• Required tasks:
1. In the cursor-trail animation walkthrough, what is the maximum number of points the trail stores?
2. Continue the cursor-trail animation walkthrough from the point where it stops.

01 — The Trail System
Every frame, the cursor position is pushed to the front of an array. This creates a historical path that older (further back) images follow with increasing delay.
animation.js
// Add current mouse to trail head (index 0 = newest)
const last = state.trail.length > 0 ? state.trail[0] : null;
if (!last || Math.abs(state.mouseX - last.x) > 1
|| Math.abs(state.mouseY - last.y) > 1) {
state.trail.unshift({ x: state.mouseX, y: state.mouseY });
if (state.trail.length > TRAIL_LENGTH) state.trail.length = TRAIL_LENGTH;
}
The trail stores up to 3,000 points. This is the history that gives the snake its organic, curving shape — every twist of your wrist is preserved for the tail to trace through later.
02 — Trail Position Solver
Each image needs to find a point at a specific distance along the trail from the head. This function walks the trail segment-by-segment, accumulating distance until it reaches the target.

• Excerpted records:

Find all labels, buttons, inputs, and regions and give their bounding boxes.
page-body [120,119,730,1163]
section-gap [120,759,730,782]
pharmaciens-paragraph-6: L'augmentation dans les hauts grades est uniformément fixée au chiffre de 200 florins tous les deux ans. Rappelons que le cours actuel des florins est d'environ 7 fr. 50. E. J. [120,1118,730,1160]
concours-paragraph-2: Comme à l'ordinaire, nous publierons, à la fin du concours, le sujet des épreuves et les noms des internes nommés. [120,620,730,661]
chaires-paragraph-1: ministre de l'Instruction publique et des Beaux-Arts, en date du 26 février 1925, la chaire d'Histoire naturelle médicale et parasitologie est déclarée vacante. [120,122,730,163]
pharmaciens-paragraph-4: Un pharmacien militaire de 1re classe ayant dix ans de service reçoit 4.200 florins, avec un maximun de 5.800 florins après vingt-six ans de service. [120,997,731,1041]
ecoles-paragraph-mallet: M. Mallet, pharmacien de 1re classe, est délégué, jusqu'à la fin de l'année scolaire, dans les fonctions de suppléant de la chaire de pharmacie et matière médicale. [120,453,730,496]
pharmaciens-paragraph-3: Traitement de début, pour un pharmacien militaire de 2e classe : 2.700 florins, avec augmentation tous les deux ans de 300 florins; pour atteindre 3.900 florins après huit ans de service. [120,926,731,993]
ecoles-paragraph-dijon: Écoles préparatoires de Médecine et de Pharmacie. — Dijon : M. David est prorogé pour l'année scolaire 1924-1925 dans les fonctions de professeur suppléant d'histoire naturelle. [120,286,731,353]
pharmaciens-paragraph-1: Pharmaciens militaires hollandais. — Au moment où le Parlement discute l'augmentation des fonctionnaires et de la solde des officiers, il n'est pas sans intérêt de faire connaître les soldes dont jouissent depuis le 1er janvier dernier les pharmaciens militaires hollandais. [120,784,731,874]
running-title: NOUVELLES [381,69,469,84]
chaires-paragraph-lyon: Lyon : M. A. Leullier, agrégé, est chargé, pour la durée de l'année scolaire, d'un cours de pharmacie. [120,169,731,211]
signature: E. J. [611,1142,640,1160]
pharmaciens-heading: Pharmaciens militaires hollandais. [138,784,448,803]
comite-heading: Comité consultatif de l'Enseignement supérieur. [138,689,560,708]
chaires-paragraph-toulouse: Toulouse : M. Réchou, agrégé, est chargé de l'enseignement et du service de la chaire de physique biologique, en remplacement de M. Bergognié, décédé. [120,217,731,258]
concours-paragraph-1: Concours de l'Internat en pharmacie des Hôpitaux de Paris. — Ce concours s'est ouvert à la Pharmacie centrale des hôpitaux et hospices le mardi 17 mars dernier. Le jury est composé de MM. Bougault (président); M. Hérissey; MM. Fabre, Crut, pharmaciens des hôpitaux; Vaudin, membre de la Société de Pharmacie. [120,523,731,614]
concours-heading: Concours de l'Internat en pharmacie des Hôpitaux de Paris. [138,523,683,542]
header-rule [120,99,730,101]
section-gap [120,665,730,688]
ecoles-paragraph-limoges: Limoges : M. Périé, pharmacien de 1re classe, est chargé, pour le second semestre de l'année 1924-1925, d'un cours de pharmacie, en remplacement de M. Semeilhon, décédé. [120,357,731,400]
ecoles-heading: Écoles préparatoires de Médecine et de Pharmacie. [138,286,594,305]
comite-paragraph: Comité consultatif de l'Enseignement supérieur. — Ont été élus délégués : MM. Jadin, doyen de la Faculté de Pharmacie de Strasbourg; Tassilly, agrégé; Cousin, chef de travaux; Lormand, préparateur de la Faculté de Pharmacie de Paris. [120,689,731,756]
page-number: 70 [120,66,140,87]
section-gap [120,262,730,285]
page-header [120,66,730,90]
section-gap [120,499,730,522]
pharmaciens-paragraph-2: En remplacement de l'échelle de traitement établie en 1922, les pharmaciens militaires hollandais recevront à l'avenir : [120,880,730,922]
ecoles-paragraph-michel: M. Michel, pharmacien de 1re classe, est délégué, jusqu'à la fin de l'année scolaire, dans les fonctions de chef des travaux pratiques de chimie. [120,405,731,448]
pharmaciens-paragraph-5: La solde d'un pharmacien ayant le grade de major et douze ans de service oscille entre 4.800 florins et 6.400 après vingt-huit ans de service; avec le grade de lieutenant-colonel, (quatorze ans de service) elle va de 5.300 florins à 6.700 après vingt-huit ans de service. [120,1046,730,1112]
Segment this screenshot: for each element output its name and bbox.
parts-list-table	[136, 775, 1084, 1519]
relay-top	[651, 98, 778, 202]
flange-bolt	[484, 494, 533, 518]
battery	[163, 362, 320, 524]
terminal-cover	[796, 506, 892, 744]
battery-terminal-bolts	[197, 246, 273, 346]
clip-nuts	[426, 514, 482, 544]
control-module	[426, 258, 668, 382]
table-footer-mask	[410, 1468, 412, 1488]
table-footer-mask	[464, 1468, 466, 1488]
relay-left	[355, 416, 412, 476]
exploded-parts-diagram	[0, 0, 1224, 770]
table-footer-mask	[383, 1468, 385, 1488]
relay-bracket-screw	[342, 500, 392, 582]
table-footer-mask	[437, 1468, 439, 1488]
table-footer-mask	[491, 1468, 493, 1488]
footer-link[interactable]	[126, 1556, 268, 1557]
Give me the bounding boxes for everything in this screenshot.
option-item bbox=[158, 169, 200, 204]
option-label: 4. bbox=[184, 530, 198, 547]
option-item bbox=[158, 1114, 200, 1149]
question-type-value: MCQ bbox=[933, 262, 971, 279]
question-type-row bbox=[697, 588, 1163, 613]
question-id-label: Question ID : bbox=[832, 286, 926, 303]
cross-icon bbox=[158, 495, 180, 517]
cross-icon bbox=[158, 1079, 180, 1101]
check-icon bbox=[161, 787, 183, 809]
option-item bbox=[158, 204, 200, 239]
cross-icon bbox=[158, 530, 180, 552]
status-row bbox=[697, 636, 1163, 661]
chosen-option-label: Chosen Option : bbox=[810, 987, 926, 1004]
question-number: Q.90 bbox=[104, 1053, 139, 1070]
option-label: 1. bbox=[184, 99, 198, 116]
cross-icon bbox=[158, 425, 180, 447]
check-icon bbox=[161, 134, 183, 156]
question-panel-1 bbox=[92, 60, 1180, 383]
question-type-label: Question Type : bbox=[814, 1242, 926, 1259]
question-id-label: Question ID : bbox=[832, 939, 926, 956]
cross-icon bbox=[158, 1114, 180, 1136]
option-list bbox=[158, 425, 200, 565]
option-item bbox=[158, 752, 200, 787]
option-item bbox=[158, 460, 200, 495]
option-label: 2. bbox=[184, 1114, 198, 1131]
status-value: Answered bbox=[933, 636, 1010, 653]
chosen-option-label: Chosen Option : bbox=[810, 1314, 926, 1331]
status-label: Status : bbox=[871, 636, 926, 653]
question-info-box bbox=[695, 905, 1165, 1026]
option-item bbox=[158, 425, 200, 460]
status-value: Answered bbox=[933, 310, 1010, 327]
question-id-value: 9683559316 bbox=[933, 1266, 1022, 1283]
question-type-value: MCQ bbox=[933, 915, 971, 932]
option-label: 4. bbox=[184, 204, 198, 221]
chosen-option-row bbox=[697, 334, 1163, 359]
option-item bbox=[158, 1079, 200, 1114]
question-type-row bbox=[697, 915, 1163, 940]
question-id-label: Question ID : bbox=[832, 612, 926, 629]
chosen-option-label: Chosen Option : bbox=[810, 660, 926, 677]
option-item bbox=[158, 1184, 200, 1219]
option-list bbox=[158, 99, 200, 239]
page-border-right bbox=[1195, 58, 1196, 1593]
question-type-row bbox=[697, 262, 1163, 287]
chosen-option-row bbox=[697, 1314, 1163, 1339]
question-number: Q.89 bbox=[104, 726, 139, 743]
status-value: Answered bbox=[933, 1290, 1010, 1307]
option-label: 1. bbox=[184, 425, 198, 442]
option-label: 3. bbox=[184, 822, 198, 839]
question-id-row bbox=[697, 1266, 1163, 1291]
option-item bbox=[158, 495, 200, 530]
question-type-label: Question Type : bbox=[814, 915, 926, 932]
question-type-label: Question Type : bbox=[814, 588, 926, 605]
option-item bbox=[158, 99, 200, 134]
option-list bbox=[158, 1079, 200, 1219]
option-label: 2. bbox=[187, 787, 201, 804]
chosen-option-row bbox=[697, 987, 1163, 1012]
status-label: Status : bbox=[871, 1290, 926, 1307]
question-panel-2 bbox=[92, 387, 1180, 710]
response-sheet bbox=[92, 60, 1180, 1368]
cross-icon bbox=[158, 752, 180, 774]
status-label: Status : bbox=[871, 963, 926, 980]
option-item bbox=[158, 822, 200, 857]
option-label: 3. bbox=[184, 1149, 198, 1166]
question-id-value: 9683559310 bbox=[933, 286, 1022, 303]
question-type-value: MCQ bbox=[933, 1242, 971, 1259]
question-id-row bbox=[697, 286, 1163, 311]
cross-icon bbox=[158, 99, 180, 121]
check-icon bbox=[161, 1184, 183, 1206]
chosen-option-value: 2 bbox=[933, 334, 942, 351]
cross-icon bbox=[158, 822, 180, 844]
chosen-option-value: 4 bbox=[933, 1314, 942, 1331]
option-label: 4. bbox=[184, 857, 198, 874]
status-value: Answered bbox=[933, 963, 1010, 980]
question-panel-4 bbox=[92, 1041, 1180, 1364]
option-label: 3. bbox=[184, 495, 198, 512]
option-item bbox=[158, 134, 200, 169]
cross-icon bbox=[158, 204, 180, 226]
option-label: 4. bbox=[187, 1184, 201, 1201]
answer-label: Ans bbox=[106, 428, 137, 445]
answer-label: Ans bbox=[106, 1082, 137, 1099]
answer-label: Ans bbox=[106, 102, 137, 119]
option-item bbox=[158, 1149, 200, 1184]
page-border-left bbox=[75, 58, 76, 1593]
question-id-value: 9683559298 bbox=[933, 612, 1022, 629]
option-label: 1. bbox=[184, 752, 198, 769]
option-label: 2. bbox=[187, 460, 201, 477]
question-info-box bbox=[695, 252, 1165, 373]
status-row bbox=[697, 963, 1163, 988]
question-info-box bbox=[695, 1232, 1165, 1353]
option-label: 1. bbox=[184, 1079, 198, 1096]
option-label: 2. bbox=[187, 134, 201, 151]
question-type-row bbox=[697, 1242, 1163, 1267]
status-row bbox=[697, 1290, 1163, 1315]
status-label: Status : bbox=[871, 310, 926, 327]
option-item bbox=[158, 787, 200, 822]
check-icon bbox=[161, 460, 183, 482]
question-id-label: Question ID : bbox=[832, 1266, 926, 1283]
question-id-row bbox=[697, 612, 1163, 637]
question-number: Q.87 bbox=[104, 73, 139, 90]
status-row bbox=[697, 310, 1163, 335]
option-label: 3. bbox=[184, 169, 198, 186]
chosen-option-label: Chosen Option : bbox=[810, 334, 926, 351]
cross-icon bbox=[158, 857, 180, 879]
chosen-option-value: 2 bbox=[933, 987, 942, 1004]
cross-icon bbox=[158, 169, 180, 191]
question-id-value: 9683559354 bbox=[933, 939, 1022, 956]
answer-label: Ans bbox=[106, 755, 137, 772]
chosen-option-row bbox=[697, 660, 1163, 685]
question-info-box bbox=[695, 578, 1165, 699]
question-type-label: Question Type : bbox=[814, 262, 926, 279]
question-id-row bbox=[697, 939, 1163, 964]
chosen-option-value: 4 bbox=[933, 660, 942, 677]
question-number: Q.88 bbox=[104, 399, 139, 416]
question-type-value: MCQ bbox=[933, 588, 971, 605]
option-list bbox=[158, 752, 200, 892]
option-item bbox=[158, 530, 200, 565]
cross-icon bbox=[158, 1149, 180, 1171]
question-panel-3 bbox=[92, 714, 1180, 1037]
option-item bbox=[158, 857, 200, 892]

• Answers for the exercise:
1. Up to 3,000 points.

2.
trail.js
export function getTrailPos(distance) {
let remaining = distance;
for (let i = 0; i < state.trail.length - 1; i++) {
const dx = state.trail[i + 1].x - state.trail[i].x;
const dy = state.trail[i + 1].y - state.trail[i].y;
const segLen = Math.sqrt(dx * dx + dy * dy);
if (segLen < 0.001) continue;
if (remaining <= segLen) {
const t = remaining / segLen;
return {
x: state.trail[i].x + dx * t,
y: state.trail[i].y + dy * t,
angle: Math.atan2(dy, dx),
};
}
remaining -= segLen;
}
}
The angle return value is critical — it’s what allows each photo to subtly rotate to match the direction of the trail at its position, creating the organic slither effect.
03 — Front-to-Back Recycling
Instead of shifting all images simultaneously, only the lead image moves — it detaches from the front of the chain and teleports to the back, receiving a new photo.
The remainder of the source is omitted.